● Set exercise: Please extract the records below, starting with the line that contains "post-table: 작성자명 박진철" and going on through the line that contains "nav-item-interior-share[interactable]: | 인테리어", and copy each line without any change.

>> begin Dataset records

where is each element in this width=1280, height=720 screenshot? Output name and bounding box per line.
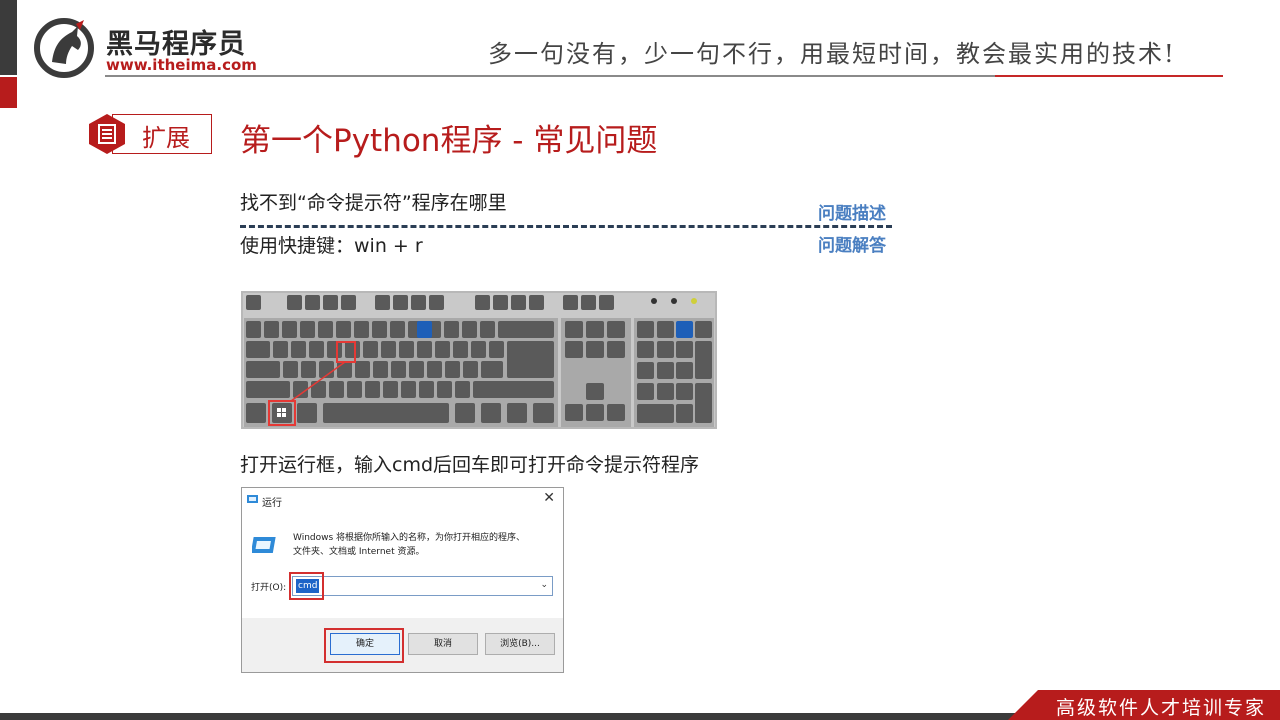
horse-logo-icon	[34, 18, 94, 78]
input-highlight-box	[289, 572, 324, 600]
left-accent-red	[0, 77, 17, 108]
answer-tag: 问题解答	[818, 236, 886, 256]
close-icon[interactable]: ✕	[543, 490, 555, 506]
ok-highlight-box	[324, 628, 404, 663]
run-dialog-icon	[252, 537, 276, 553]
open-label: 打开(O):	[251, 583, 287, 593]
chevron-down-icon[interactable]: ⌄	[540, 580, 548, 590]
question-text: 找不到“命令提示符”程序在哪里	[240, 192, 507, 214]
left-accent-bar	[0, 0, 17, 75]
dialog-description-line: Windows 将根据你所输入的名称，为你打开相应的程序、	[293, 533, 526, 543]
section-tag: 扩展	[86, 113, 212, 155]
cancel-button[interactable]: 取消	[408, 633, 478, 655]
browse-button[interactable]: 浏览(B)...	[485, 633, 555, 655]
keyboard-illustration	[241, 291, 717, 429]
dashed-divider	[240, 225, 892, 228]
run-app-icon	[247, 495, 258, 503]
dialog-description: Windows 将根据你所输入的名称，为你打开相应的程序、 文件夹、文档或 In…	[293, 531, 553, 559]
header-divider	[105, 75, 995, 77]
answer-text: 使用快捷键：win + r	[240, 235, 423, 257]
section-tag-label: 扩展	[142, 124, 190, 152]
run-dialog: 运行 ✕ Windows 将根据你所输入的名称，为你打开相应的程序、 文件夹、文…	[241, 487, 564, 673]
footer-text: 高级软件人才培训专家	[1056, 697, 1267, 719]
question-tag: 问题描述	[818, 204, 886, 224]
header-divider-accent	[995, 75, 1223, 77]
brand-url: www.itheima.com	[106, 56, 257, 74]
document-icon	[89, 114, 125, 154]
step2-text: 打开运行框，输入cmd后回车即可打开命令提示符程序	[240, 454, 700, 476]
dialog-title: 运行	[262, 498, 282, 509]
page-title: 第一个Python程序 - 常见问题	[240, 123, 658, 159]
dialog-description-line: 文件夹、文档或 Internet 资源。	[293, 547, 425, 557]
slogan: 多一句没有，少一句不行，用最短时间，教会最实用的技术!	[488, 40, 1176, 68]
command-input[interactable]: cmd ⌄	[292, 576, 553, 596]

>> end Dataset records
>> begin Dataset records

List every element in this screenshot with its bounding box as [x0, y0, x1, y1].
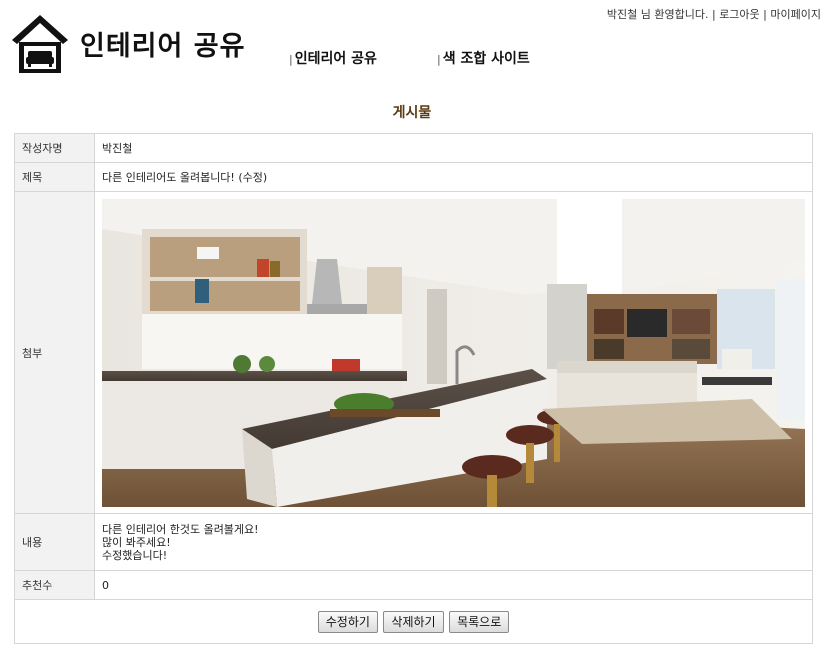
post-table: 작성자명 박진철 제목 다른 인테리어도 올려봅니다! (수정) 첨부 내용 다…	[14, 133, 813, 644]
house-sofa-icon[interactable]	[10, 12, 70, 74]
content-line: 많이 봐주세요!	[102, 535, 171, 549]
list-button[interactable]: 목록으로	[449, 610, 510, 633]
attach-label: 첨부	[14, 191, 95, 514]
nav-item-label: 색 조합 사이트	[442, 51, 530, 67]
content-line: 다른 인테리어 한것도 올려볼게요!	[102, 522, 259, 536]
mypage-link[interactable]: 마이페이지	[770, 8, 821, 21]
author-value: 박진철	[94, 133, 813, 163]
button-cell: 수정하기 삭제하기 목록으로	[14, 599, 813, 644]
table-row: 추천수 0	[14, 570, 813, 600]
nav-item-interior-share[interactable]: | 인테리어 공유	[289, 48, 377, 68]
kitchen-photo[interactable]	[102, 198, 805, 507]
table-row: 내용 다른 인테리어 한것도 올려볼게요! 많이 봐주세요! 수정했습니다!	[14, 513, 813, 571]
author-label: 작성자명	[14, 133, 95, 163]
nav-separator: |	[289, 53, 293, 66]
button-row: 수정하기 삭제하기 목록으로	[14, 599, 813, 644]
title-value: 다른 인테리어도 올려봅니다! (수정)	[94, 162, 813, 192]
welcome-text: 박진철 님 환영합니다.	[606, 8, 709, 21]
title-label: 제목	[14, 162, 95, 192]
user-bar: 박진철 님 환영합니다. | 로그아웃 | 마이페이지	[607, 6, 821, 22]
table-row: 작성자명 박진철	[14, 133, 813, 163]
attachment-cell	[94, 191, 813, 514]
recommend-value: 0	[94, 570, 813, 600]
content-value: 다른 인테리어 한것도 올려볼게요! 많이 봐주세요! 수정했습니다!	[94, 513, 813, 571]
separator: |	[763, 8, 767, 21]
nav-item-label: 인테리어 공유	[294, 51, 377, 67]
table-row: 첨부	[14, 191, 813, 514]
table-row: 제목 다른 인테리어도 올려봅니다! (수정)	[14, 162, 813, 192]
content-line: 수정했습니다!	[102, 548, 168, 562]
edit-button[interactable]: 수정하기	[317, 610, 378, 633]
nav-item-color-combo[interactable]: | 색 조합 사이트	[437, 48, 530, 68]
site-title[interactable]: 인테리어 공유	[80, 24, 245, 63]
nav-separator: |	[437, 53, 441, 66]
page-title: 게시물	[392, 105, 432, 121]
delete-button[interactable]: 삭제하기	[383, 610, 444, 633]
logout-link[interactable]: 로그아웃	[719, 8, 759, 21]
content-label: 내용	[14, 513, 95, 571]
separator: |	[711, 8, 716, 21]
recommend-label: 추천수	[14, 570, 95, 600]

>> end Dataset records

● Response:
post-table: 작성자명 박진철 제목 다른 인테리어도 올려봅니다! (수정) 첨부 내용 다…	[14, 133, 813, 644]
house-sofa-icon[interactable]	[10, 12, 70, 74]
content-line: 많이 봐주세요!	[102, 535, 171, 549]
list-button[interactable]: 목록으로	[449, 610, 510, 633]
attach-label: 첨부	[14, 191, 95, 514]
nav-item-label: 색 조합 사이트	[442, 51, 530, 67]
content-line: 다른 인테리어 한것도 올려볼게요!	[102, 522, 259, 536]
mypage-link[interactable]: 마이페이지	[770, 8, 821, 21]
author-value: 박진철	[94, 133, 813, 163]
button-cell: 수정하기 삭제하기 목록으로	[14, 599, 813, 644]
table-row: 추천수 0	[14, 570, 813, 600]
nav-item-interior-share[interactable]: | 인테리어 공유	[289, 48, 377, 68]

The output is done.